++++ Provided material ++++

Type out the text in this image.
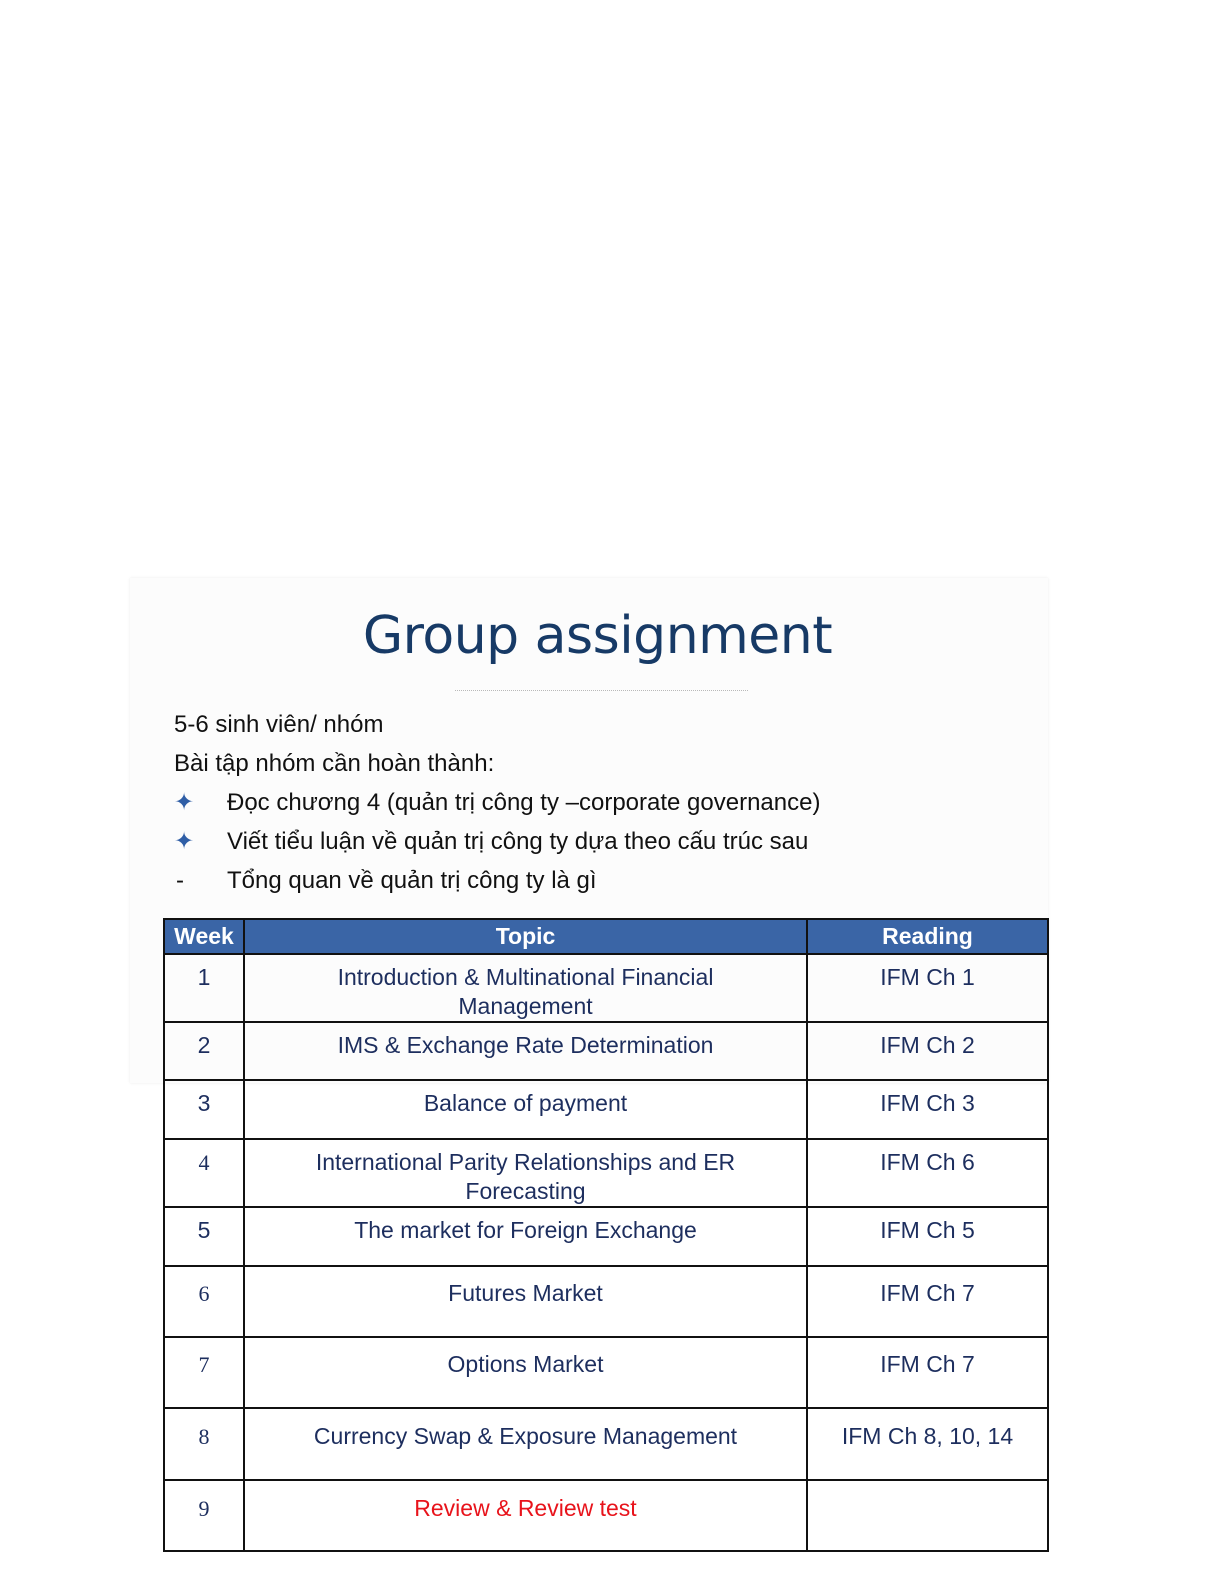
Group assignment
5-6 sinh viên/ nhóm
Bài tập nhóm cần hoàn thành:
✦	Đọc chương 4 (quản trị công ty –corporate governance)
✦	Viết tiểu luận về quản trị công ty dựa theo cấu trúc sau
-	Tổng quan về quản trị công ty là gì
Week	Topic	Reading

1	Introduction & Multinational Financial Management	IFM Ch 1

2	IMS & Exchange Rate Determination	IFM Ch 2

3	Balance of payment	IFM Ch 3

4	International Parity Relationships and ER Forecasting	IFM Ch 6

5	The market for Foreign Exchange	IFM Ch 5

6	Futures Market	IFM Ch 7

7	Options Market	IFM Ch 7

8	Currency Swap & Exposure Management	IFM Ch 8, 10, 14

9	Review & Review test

++++
++++ Provided material ++++

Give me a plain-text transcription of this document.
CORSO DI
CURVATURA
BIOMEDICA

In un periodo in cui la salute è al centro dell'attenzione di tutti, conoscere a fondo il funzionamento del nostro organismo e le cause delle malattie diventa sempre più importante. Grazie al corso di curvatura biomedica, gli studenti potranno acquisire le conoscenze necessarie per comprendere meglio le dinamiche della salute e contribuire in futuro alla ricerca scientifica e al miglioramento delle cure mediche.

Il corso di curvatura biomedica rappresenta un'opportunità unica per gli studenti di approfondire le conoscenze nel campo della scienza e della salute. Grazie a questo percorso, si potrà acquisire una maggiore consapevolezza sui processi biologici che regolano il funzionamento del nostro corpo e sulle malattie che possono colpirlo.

++++

* Problem
Return, from the data, each line that has the word "della" in it.

* Completed exercise
In un periodo in cui la salute è al centro dell'attenzione di tutti, conoscere a fondo il funzionamento del nostro organismo e le cause delle malattie diventa sempre più importante. Grazie al corso di curvatura biomedica, gli studenti potranno acquisire le conoscenze necessarie per comprendere meglio le dinamiche della salute e contribuire in futuro alla ricerca scientifica e al miglioramento delle cure mediche.
Il corso di curvatura biomedica rappresenta un'opportunità unica per gli studenti di approfondire le conoscenze nel campo della scienza e della salute. Grazie a questo percorso, si potrà acquisire una maggiore consapevolezza sui processi biologici che regolano il funzionamento del nostro corpo e sulle malattie che possono colpirlo.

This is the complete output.